Quote all entries exactly, leaving pictures aside.

* START MATERIAL SHOWN *

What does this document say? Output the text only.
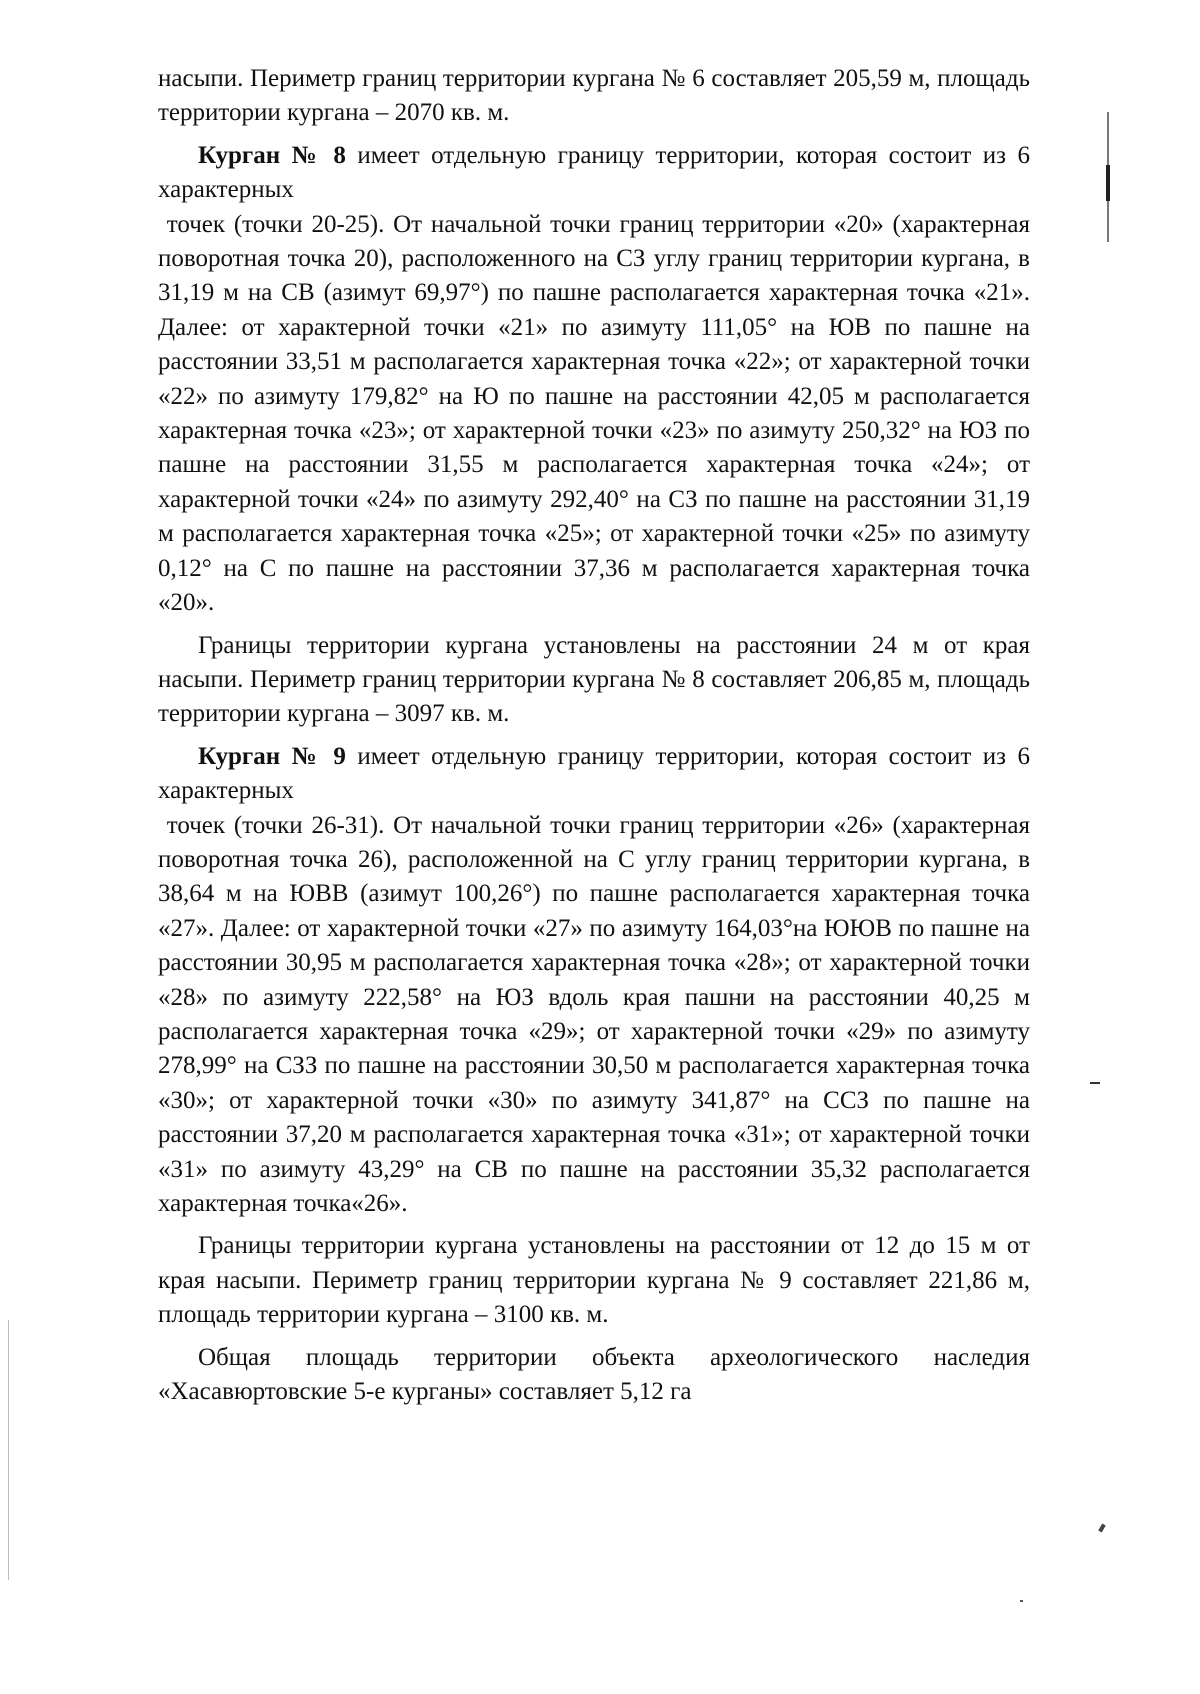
насыпи. Периметр границ территории кургана № 6 составляет 205,59 м, площадь территории кургана – 2070 кв. м.

Курган № 8 имеет отдельную границу территории, которая состоит из 6 характерных

точек (точки 20-25). От начальной точки границ территории «20» (характерная поворотная точка 20), расположенного на СЗ углу границ территории кургана, в 31,19 м на СВ (азимут 69,97°) по пашне располагается характерная точка «21». Далее: от характерной точки «21» по азимуту 111,05° на ЮВ по пашне на расстоянии 33,51 м располагается характерная точка «22»; от характерной точки «22» по азимуту 179,82° на Ю по пашне на расстоянии 42,05 м располагается характерная точка «23»; от характерной точки «23» по азимуту 250,32° на ЮЗ по пашне на расстоянии 31,55 м располагается характерная точка «24»; от характерной точки «24» по азимуту 292,40° на СЗ по пашне на расстоянии 31,19 м располагается характерная точка «25»; от характерной точки «25» по азимуту 0,12° на С по пашне на расстоянии 37,36 м располагается характерная точка «20».

Границы территории кургана установлены на расстоянии 24 м от края насыпи. Периметр границ территории кургана № 8 составляет 206,85 м, площадь территории кургана – 3097 кв. м.

Курган № 9 имеет отдельную границу территории, которая состоит из 6 характерных

точек (точки 26-31). От начальной точки границ территории «26» (характерная поворотная точка 26), расположенной на С углу границ территории кургана, в 38,64 м на ЮВВ (азимут 100,26°) по пашне располагается характерная точка «27». Далее: от характерной точки «27» по азимуту 164,03°на ЮЮВ по пашне на расстоянии 30,95 м располагается характерная точка «28»; от характерной точки «28» по азимуту 222,58° на ЮЗ вдоль края пашни на расстоянии 40,25 м располагается характерная точка «29»; от характерной точки «29» по азимуту 278,99° на СЗЗ по пашне на расстоянии 30,50 м располагается характерная точка «30»; от характерной точки «30» по азимуту 341,87° на ССЗ по пашне на расстоянии 37,20 м располагается характерная точка «31»; от характерной точки «31» по азимуту 43,29° на СВ по пашне на расстоянии 35,32 располагается характерная точка«26».

Границы территории кургана установлены на расстоянии от 12 до 15 м от края насыпи. Периметр границ территории кургана № 9 составляет 221,86 м, площадь территории кургана – 3100 кв. м.

Общая площадь территории объекта археологического наследия «Хасавюртовские 5-е курганы» составляет 5,12 га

* END MATERIAL SHOWN *

▶ RESULT BELOW:
What does this document say? Output the text only.
насыпи. Периметр границ территории кургана № 6 составляет 205,59 м, площадь территории кургана – 2070 кв. м.

Курган № 8 имеет отдельную границу территории, которая состоит из 6 характерных

точек (точки 20-25). От начальной точки границ территории «20» (характерная поворотная точка 20), расположенного на СЗ углу границ территории кургана, в 31,19 м на СВ (азимут 69,97°) по пашне располагается характерная точка «21». Далее: от характерной точки «21» по азимуту 111,05° на ЮВ по пашне на расстоянии 33,51 м располагается характерная точка «22»; от характерной точки «22» по азимуту 179,82° на Ю по пашне на расстоянии 42,05 м располагается характерная точка «23»; от характерной точки «23» по азимуту 250,32° на ЮЗ по пашне на расстоянии 31,55 м располагается характерная точка «24»; от характерной точки «24» по азимуту 292,40° на СЗ по пашне на расстоянии 31,19 м располагается характерная точка «25»; от характерной точки «25» по азимуту 0,12° на С по пашне на расстоянии 37,36 м располагается характерная точка «20».

Границы территории кургана установлены на расстоянии 24 м от края насыпи. Периметр границ территории кургана № 8 составляет 206,85 м, площадь территории кургана – 3097 кв. м.

Курган № 9 имеет отдельную границу территории, которая состоит из 6 характерных

точек (точки 26-31). От начальной точки границ территории «26» (характерная поворотная точка 26), расположенной на С углу границ территории кургана, в 38,64 м на ЮВВ (азимут 100,26°) по пашне располагается характерная точка «27». Далее: от характерной точки «27» по азимуту 164,03°на ЮЮВ по пашне на расстоянии 30,95 м располагается характерная точка «28»; от характерной точки «28» по азимуту 222,58° на ЮЗ вдоль края пашни на расстоянии 40,25 м располагается характерная точка «29»; от характерной точки «29» по азимуту 278,99° на СЗЗ по пашне на расстоянии 30,50 м располагается характерная точка «30»; от характерной точки «30» по азимуту 341,87° на ССЗ по пашне на расстоянии 37,20 м располагается характерная точка «31»; от характерной точки «31» по азимуту 43,29° на СВ по пашне на расстоянии 35,32 располагается характерная точка«26».

Границы территории кургана установлены на расстоянии от 12 до 15 м от края насыпи. Периметр границ территории кургана № 9 составляет 221,86 м, площадь территории кургана – 3100 кв. м.

Общая площадь территории объекта археологического наследия «Хасавюртовские 5-е курганы» составляет 5,12 га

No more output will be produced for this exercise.